>> Start Data for this exercise
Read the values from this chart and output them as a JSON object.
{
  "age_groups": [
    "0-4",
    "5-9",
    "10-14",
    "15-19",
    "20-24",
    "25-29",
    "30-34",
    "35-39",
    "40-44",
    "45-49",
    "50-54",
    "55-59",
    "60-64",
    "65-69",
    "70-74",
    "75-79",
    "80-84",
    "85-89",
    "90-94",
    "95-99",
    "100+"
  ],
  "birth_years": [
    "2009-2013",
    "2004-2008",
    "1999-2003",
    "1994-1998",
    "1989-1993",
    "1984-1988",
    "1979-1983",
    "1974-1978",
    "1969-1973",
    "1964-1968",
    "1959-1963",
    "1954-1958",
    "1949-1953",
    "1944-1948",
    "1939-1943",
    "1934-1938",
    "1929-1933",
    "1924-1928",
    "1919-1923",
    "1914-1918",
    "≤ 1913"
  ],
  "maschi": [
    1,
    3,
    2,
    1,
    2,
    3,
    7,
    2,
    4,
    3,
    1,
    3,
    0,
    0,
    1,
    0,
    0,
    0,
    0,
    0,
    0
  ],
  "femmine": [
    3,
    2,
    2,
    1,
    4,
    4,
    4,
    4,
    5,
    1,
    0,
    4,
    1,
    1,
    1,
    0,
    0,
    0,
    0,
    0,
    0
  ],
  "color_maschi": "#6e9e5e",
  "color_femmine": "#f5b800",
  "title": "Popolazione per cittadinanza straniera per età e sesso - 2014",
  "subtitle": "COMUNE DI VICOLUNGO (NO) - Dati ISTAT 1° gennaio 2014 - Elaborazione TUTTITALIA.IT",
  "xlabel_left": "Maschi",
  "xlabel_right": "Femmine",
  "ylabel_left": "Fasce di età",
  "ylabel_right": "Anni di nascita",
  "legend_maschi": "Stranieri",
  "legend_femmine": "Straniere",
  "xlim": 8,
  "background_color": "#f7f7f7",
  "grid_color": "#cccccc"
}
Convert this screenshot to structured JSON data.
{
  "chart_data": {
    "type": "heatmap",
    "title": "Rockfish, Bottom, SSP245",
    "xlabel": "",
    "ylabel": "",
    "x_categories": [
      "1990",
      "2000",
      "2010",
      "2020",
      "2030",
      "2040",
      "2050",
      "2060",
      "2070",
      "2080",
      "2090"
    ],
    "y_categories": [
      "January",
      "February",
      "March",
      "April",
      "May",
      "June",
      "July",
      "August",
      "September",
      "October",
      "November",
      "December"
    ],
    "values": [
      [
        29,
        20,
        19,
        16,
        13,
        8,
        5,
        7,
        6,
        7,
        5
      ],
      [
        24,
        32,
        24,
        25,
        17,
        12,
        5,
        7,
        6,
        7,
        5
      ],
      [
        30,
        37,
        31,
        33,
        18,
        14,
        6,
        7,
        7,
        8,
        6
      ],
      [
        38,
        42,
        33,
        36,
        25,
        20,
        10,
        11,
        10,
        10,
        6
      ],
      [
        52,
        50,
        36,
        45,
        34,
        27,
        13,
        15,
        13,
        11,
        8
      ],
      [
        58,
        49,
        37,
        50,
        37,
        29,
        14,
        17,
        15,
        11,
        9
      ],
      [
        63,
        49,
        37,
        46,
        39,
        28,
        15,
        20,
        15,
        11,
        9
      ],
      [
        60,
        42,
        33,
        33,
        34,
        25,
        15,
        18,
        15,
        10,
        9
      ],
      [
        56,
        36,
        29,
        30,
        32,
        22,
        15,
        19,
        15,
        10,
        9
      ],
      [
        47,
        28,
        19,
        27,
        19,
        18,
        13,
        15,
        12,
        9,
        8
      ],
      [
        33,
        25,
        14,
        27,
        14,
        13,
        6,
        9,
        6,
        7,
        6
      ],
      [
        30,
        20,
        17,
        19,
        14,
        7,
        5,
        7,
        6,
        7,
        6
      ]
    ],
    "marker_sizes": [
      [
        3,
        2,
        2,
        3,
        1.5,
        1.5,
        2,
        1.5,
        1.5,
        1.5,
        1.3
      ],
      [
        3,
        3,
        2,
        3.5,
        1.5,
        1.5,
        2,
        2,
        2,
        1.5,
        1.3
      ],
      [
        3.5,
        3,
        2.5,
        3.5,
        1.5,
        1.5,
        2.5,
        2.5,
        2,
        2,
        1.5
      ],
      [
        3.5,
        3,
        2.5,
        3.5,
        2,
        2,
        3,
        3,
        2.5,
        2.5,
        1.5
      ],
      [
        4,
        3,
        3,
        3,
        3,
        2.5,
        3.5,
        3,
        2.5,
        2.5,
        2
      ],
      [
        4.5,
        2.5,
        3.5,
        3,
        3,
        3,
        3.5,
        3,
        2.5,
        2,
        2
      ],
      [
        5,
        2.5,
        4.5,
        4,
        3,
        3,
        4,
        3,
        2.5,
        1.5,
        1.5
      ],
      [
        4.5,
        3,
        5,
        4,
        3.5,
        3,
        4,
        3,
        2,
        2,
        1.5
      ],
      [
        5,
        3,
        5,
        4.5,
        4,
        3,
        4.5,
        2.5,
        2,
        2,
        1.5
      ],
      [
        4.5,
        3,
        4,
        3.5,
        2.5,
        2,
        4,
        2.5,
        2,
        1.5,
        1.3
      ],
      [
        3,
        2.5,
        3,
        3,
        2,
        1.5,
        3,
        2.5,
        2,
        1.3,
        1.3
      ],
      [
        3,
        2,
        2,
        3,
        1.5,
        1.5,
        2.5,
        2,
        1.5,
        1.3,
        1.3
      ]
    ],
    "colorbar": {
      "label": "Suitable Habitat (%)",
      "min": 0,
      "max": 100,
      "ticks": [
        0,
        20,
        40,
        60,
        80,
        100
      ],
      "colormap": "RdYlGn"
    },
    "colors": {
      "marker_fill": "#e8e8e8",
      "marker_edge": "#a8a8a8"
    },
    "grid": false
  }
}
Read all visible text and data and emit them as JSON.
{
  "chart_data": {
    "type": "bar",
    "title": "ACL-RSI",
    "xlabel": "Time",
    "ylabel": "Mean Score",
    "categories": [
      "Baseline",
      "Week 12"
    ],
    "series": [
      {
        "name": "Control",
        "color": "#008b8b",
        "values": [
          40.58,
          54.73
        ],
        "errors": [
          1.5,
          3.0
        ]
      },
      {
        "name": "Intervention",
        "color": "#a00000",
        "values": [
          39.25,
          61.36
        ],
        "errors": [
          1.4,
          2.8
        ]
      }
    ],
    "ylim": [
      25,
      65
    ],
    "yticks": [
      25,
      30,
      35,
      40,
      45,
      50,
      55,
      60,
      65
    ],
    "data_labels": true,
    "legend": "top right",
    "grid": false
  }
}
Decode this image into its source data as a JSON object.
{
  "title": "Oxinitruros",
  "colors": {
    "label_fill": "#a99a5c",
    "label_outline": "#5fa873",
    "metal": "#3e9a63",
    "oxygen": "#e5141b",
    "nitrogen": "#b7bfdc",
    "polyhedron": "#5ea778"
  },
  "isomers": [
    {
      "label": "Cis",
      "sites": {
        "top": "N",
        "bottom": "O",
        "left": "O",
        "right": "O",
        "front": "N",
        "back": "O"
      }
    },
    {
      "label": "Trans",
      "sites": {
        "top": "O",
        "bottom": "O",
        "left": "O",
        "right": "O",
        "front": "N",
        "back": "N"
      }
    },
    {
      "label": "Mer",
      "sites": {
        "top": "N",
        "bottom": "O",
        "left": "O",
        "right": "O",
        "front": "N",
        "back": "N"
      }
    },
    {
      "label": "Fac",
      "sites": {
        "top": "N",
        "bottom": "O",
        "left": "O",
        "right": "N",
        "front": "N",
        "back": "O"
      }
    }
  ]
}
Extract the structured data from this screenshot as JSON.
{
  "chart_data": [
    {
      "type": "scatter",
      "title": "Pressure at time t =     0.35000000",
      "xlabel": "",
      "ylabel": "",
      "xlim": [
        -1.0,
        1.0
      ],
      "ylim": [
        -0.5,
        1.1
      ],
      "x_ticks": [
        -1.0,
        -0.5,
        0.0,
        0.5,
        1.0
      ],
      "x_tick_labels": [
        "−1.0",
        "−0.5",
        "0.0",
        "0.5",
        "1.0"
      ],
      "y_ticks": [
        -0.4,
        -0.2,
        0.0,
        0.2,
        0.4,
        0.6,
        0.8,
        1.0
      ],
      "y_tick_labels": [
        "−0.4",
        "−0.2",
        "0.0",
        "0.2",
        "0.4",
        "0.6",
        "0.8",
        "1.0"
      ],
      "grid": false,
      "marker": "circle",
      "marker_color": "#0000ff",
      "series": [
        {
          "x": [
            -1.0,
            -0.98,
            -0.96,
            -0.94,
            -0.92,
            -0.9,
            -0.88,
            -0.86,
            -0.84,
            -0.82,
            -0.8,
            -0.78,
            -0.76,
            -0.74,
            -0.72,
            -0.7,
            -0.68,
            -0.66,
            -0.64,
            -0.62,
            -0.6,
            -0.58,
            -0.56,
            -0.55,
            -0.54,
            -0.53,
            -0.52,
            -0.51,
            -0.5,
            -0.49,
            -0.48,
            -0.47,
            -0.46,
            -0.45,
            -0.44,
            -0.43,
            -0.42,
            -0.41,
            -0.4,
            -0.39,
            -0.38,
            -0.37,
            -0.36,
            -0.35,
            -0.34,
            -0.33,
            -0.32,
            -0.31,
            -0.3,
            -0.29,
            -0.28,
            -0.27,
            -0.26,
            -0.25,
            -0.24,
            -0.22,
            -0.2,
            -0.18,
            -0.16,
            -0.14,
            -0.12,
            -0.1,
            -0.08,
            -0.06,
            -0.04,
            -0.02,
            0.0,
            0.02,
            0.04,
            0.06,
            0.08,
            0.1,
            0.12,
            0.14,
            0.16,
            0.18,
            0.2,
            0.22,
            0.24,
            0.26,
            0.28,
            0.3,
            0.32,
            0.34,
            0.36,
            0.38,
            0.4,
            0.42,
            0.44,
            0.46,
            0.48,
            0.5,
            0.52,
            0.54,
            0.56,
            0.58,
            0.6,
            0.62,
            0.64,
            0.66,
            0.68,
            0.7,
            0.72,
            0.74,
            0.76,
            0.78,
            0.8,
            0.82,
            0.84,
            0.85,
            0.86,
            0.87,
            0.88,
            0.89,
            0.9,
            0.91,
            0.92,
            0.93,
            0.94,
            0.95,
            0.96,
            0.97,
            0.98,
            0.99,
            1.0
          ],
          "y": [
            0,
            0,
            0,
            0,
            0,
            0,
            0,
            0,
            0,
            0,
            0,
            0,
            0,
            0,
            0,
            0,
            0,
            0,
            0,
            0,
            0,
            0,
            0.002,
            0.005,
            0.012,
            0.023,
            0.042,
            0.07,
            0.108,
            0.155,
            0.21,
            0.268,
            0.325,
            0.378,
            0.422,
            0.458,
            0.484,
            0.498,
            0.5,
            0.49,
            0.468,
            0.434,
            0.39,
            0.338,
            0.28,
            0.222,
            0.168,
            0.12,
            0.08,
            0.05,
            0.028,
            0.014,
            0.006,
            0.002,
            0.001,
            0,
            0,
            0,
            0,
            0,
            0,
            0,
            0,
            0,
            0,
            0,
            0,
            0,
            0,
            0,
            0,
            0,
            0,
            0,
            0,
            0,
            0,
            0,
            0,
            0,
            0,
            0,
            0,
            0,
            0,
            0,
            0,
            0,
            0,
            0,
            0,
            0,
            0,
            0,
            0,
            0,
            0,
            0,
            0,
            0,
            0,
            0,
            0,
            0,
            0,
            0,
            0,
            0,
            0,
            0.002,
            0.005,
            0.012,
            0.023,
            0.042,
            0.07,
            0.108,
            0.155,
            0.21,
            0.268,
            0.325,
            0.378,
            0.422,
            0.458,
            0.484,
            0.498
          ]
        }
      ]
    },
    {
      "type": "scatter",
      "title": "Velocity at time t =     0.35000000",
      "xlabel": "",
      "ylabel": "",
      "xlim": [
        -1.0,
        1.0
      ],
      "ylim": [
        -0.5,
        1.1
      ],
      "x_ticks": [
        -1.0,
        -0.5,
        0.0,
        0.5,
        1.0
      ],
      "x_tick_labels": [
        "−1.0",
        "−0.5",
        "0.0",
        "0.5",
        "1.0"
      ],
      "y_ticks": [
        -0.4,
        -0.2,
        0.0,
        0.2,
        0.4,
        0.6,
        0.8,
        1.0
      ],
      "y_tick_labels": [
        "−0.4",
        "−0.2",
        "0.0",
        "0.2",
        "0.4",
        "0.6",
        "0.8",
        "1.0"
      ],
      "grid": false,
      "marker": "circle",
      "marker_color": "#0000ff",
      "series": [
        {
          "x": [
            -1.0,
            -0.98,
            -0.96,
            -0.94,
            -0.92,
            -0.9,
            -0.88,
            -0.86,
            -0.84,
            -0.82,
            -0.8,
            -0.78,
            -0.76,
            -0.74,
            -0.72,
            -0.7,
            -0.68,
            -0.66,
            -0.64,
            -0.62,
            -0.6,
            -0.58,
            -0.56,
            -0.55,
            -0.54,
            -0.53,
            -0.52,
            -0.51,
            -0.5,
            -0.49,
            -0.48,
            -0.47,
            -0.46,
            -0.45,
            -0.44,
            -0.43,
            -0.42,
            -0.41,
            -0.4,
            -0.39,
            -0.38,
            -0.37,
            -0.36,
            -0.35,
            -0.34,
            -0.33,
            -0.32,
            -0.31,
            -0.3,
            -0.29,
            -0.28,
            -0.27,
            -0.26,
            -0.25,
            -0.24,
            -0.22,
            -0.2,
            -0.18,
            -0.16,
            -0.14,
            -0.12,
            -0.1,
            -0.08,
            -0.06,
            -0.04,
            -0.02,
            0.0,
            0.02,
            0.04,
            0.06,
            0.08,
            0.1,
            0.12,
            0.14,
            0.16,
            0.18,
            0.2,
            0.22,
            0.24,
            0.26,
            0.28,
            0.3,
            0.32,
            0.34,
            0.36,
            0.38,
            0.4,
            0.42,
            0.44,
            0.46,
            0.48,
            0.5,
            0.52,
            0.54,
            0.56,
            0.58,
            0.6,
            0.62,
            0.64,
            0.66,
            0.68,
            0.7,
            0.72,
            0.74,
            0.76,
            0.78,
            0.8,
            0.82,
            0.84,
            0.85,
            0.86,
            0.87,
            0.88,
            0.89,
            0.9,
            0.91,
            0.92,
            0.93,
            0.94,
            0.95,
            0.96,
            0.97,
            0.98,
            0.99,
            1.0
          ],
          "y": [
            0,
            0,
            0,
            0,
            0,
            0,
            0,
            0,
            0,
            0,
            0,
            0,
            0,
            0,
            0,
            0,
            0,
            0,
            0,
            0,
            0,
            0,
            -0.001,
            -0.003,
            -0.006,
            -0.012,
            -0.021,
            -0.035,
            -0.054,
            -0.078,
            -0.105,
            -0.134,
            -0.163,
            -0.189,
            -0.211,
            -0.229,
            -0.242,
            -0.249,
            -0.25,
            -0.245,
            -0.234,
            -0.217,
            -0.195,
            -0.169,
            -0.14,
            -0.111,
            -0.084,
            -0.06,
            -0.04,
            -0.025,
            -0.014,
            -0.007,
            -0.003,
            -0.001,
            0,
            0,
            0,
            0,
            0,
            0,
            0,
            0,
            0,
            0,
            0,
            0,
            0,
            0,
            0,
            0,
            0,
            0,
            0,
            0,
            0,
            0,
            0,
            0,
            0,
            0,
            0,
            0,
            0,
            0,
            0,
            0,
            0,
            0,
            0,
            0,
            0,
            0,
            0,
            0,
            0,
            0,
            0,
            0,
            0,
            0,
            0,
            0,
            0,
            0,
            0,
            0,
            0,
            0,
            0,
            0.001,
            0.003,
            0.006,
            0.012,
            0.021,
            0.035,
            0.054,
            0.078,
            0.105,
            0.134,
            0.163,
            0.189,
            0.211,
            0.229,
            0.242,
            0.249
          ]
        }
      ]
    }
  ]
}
>> End Data for this exercise
Exercise: Show the lines that mention the word "structured".

Complete output:
Convert this screenshot to structured JSON data.
Extract the structured data from this screenshot as JSON.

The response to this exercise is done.